TASK:
Each line of the material must be repeated precisely, with the pictures left out.
-- start MATERIAL --
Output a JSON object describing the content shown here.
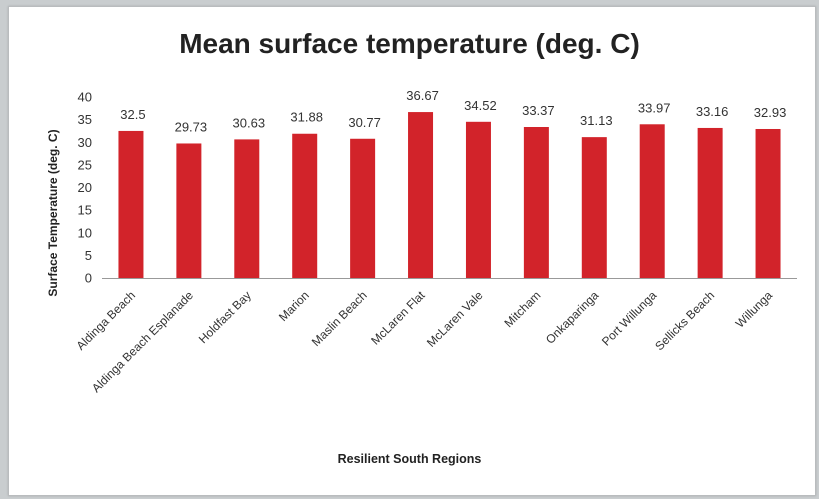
{
  "chart_data": {
    "type": "bar",
    "title": "Mean surface temperature (deg. C)",
    "xlabel": "Resilient South Regions",
    "ylabel": "Surface Temperature (deg. C)",
    "categories": [
      "Aldinga Beach",
      "Aldinga Beach Esplanade",
      "Holdfast Bay",
      "Marion",
      "Maslin Beach",
      "McLaren Flat",
      "McLaren Vale",
      "Mitcham",
      "Onkaparinga",
      "Port Willunga",
      "Sellicks Beach",
      "Willunga"
    ],
    "values": [
      32.5,
      29.73,
      30.63,
      31.88,
      30.77,
      36.67,
      34.52,
      33.37,
      31.13,
      33.97,
      33.16,
      32.93
    ],
    "value_labels": [
      "32.5",
      "29.73",
      "30.63",
      "31.88",
      "30.77",
      "36.67",
      "34.52",
      "33.37",
      "31.13",
      "33.97",
      "33.16",
      "32.93"
    ],
    "ylim": [
      0,
      40
    ],
    "yticks": [
      "0",
      "5",
      "10",
      "15",
      "20",
      "25",
      "30",
      "35",
      "40"
    ],
    "grid": false,
    "legend": "none",
    "bar_color": "#d2232a"
  }
}
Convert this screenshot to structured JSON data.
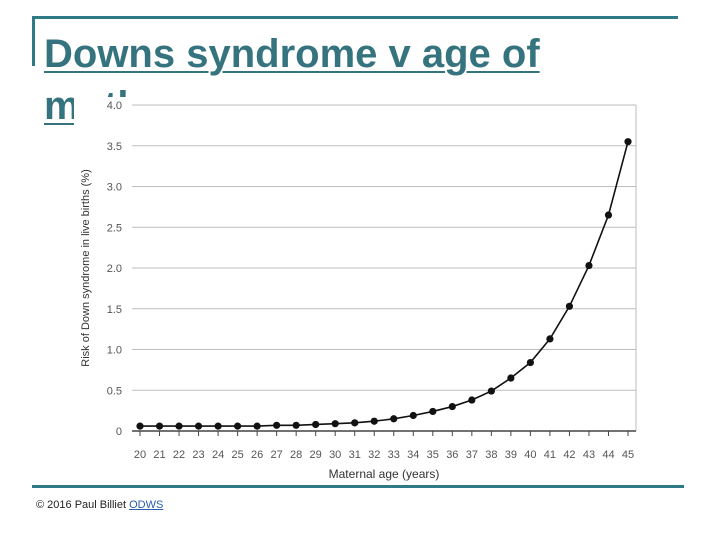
{
  "slide": {
    "title": "Downs syndrome v age of mother"
  },
  "footer": {
    "copyright": "© 2016 Paul Billiet",
    "link_text": "ODWS"
  },
  "colors": {
    "accent": "#35747e",
    "frame": "#2e7a85",
    "grid": "#bdbdbd",
    "series": "#111111"
  },
  "chart_data": {
    "type": "line",
    "xlabel": "Maternal age (years)",
    "ylabel": "Risk of Down syndrome in live births (%)",
    "xlim": [
      20,
      45
    ],
    "ylim": [
      0,
      4.0
    ],
    "x_ticks": [
      "20",
      "21",
      "22",
      "23",
      "24",
      "25",
      "26",
      "27",
      "28",
      "29",
      "30",
      "31",
      "32",
      "33",
      "34",
      "35",
      "36",
      "37",
      "38",
      "39",
      "40",
      "41",
      "42",
      "43",
      "44",
      "45"
    ],
    "y_ticks": [
      "0",
      "0.5",
      "1.0",
      "1.5",
      "2.0",
      "2.5",
      "3.0",
      "3.5",
      "4.0"
    ],
    "grid": true,
    "legend": "none",
    "series": [
      {
        "x": [
          20,
          21,
          22,
          23,
          24,
          25,
          26,
          27,
          28,
          29,
          30,
          31,
          32,
          33,
          34,
          35,
          36,
          37,
          38,
          39,
          40,
          41,
          42,
          43,
          44,
          45
        ],
        "y": [
          0.06,
          0.06,
          0.06,
          0.06,
          0.06,
          0.06,
          0.06,
          0.07,
          0.07,
          0.08,
          0.09,
          0.1,
          0.12,
          0.15,
          0.19,
          0.24,
          0.3,
          0.38,
          0.49,
          0.65,
          0.84,
          1.13,
          1.53,
          2.03,
          2.65,
          3.55
        ]
      }
    ]
  }
}
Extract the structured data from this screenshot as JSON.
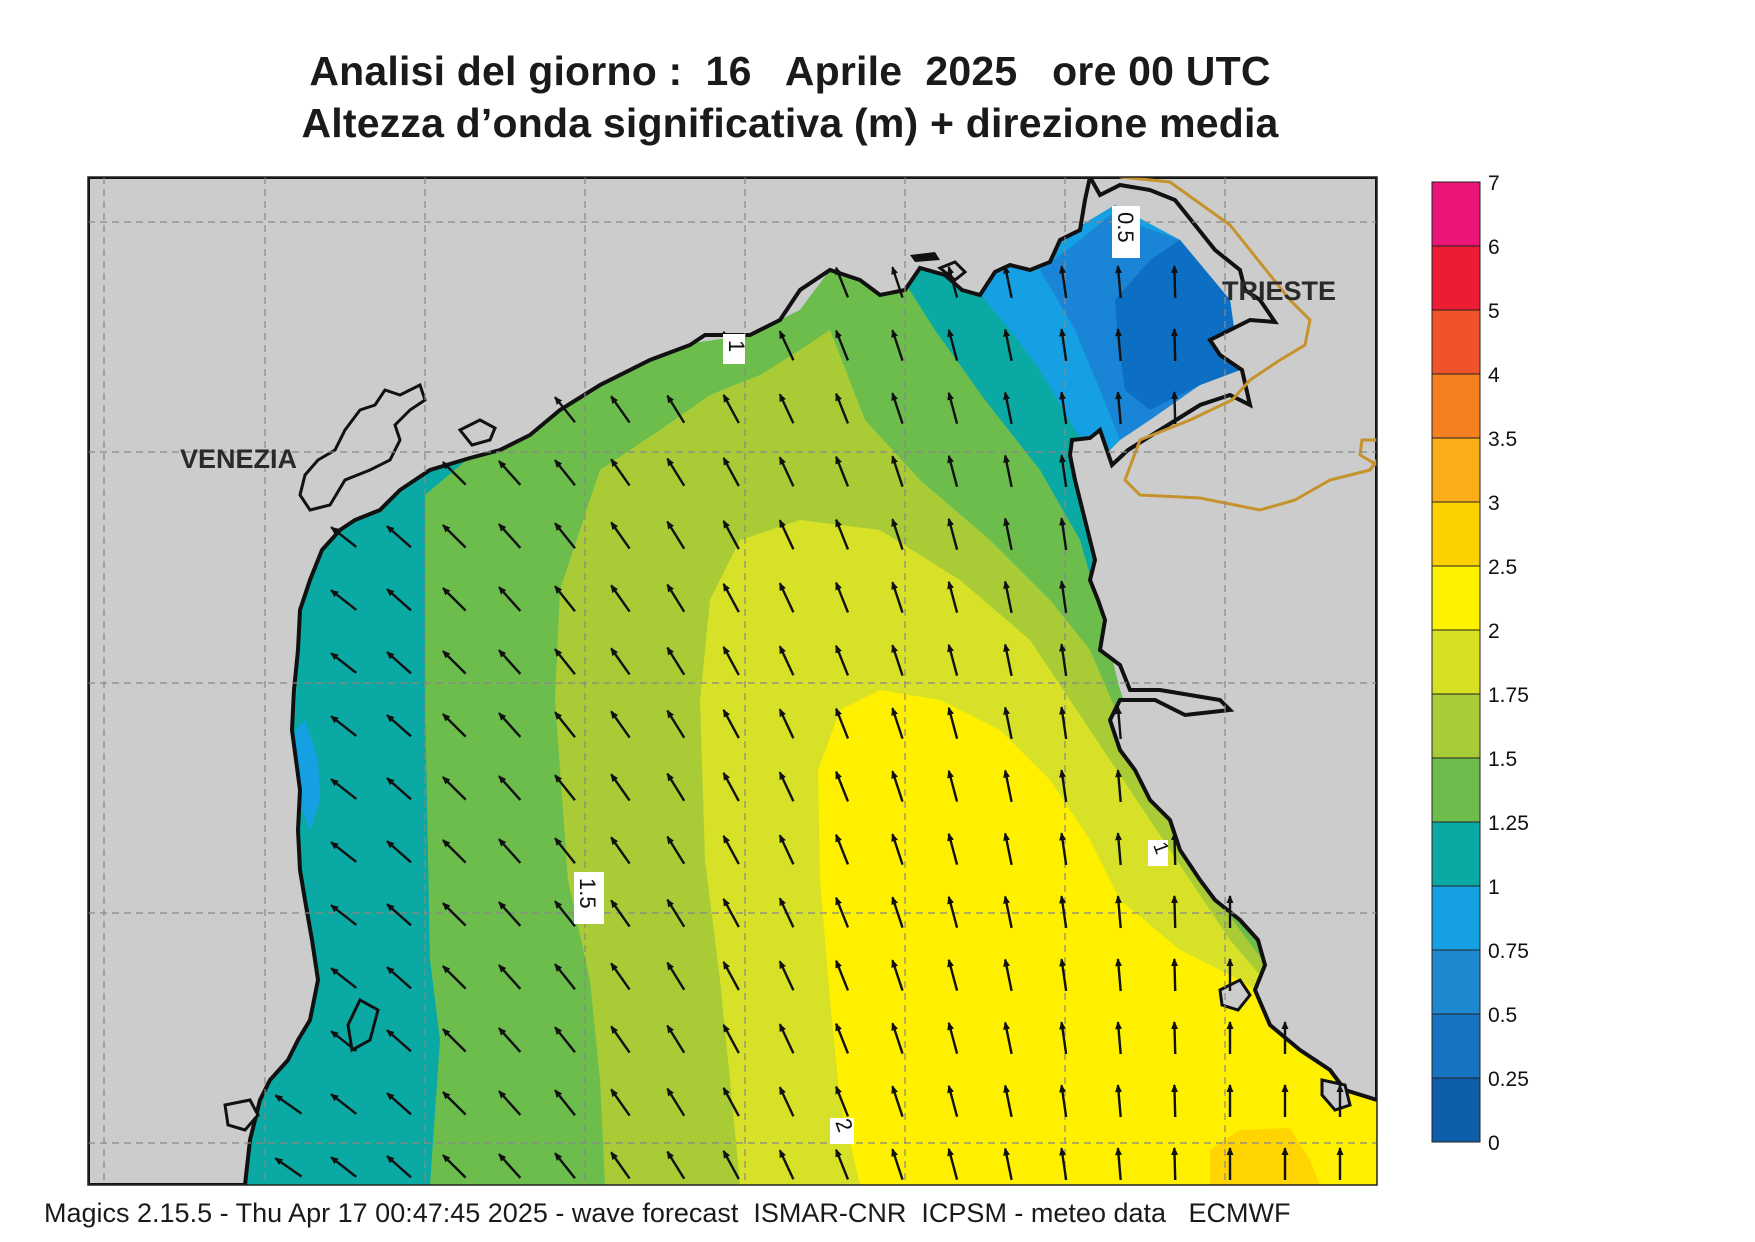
{
  "title": {
    "line1": "Analisi del giorno :  16   Aprile  2025   ore 00 UTC",
    "line2": "Altezza d’onda significativa (m) + direzione media"
  },
  "footer": "Magics 2.15.5 - Thu Apr 17 00:47:45 2025 - wave forecast  ISMAR-CNR  ICPSM - meteo data   ECMWF",
  "map": {
    "cities": [
      "VENEZIA",
      "TRIESTE"
    ],
    "contour_labels": [
      "0.5",
      "1",
      "1.5",
      "2",
      "1"
    ],
    "land_color": "#cccccc",
    "sea_band_colors": {
      "0.25-0.5": "#0d6fc3",
      "0.5-0.75": "#1a84d6",
      "0.75-1": "#16a0e4",
      "1-1.25": "#0ba9a3",
      "1.25-1.5": "#6dbd4d",
      "1.5-1.75": "#a9cc36",
      "1.75-2": "#d6e127",
      "2-2.5": "#fff000",
      "2.5-3": "#ffd400"
    },
    "arrow_direction": "towards north-west"
  },
  "colorbar": {
    "labels": [
      "7",
      "6",
      "5",
      "4",
      "3.5",
      "3",
      "2.5",
      "2",
      "1.75",
      "1.5",
      "1.25",
      "1",
      "0.75",
      "0.5",
      "0.25",
      "0"
    ],
    "colors": [
      "#eb1677",
      "#ec1c34",
      "#f0532a",
      "#f48022",
      "#fbae18",
      "#fdd000",
      "#fff200",
      "#d7e022",
      "#a8cb38",
      "#6ebd4c",
      "#0ba9a3",
      "#14a0e3",
      "#1d88cf",
      "#1674c2",
      "#0f5eab"
    ]
  }
}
-- end MATERIAL --
THE RESPONSE:
Output a JSON object describing the content shown here.
{
  "chart_data": {
    "type": "bar",
    "title": "Mean surface temperature (deg. C)",
    "xlabel": "Resilient South Regions",
    "ylabel": "Surface Temperature (deg. C)",
    "categories": [
      "Aldinga Beach",
      "Aldinga Beach Esplanade",
      "Holdfast Bay",
      "Marion",
      "Maslin Beach",
      "McLaren Flat",
      "McLaren Vale",
      "Mitcham",
      "Onkaparinga",
      "Port Willunga",
      "Sellicks Beach",
      "Willunga"
    ],
    "values": [
      32.5,
      29.73,
      30.63,
      31.88,
      30.77,
      36.67,
      34.52,
      33.37,
      31.13,
      33.97,
      33.16,
      32.93
    ],
    "value_labels": [
      "32.5",
      "29.73",
      "30.63",
      "31.88",
      "30.77",
      "36.67",
      "34.52",
      "33.37",
      "31.13",
      "33.97",
      "33.16",
      "32.93"
    ],
    "ylim": [
      0,
      40
    ],
    "yticks": [
      "0",
      "5",
      "10",
      "15",
      "20",
      "25",
      "30",
      "35",
      "40"
    ],
    "grid": false,
    "legend": "none",
    "bar_color": "#d2232a"
  }
}
Convert this screenshot to structured JSON data.
{
  "slide": {
    "title": "Downs syndrome v age of mother"
  },
  "footer": {
    "copyright": "© 2016 Paul Billiet",
    "link_text": "ODWS"
  },
  "colors": {
    "accent": "#35747e",
    "frame": "#2e7a85",
    "grid": "#bdbdbd",
    "series": "#111111"
  },
  "chart_data": {
    "type": "line",
    "xlabel": "Maternal age (years)",
    "ylabel": "Risk of Down syndrome in live births (%)",
    "xlim": [
      20,
      45
    ],
    "ylim": [
      0,
      4.0
    ],
    "x_ticks": [
      "20",
      "21",
      "22",
      "23",
      "24",
      "25",
      "26",
      "27",
      "28",
      "29",
      "30",
      "31",
      "32",
      "33",
      "34",
      "35",
      "36",
      "37",
      "38",
      "39",
      "40",
      "41",
      "42",
      "43",
      "44",
      "45"
    ],
    "y_ticks": [
      "0",
      "0.5",
      "1.0",
      "1.5",
      "2.0",
      "2.5",
      "3.0",
      "3.5",
      "4.0"
    ],
    "grid": true,
    "legend": "none",
    "series": [
      {
        "x": [
          20,
          21,
          22,
          23,
          24,
          25,
          26,
          27,
          28,
          29,
          30,
          31,
          32,
          33,
          34,
          35,
          36,
          37,
          38,
          39,
          40,
          41,
          42,
          43,
          44,
          45
        ],
        "y": [
          0.06,
          0.06,
          0.06,
          0.06,
          0.06,
          0.06,
          0.06,
          0.07,
          0.07,
          0.08,
          0.09,
          0.1,
          0.12,
          0.15,
          0.19,
          0.24,
          0.3,
          0.38,
          0.49,
          0.65,
          0.84,
          1.13,
          1.53,
          2.03,
          2.65,
          3.55
        ]
      }
    ]
  }
}
Extract the structured data from this screenshot as JSON.
{
  "title": {
    "line1": "Analisi del giorno :  16   Aprile  2025   ore 00 UTC",
    "line2": "Altezza d’onda significativa (m) + direzione media"
  },
  "footer": "Magics 2.15.5 - Thu Apr 17 00:47:45 2025 - wave forecast  ISMAR-CNR  ICPSM - meteo data   ECMWF",
  "map": {
    "cities": [
      "VENEZIA",
      "TRIESTE"
    ],
    "contour_labels": [
      "0.5",
      "1",
      "1.5",
      "2",
      "1"
    ],
    "land_color": "#cccccc",
    "sea_band_colors": {
      "0.25-0.5": "#0d6fc3",
      "0.5-0.75": "#1a84d6",
      "0.75-1": "#16a0e4",
      "1-1.25": "#0ba9a3",
      "1.25-1.5": "#6dbd4d",
      "1.5-1.75": "#a9cc36",
      "1.75-2": "#d6e127",
      "2-2.5": "#fff000",
      "2.5-3": "#ffd400"
    },
    "arrow_direction": "towards north-west"
  },
  "colorbar": {
    "labels": [
      "7",
      "6",
      "5",
      "4",
      "3.5",
      "3",
      "2.5",
      "2",
      "1.75",
      "1.5",
      "1.25",
      "1",
      "0.75",
      "0.5",
      "0.25",
      "0"
    ],
    "colors": [
      "#eb1677",
      "#ec1c34",
      "#f0532a",
      "#f48022",
      "#fbae18",
      "#fdd000",
      "#fff200",
      "#d7e022",
      "#a8cb38",
      "#6ebd4c",
      "#0ba9a3",
      "#14a0e3",
      "#1d88cf",
      "#1674c2",
      "#0f5eab"
    ]
  }
}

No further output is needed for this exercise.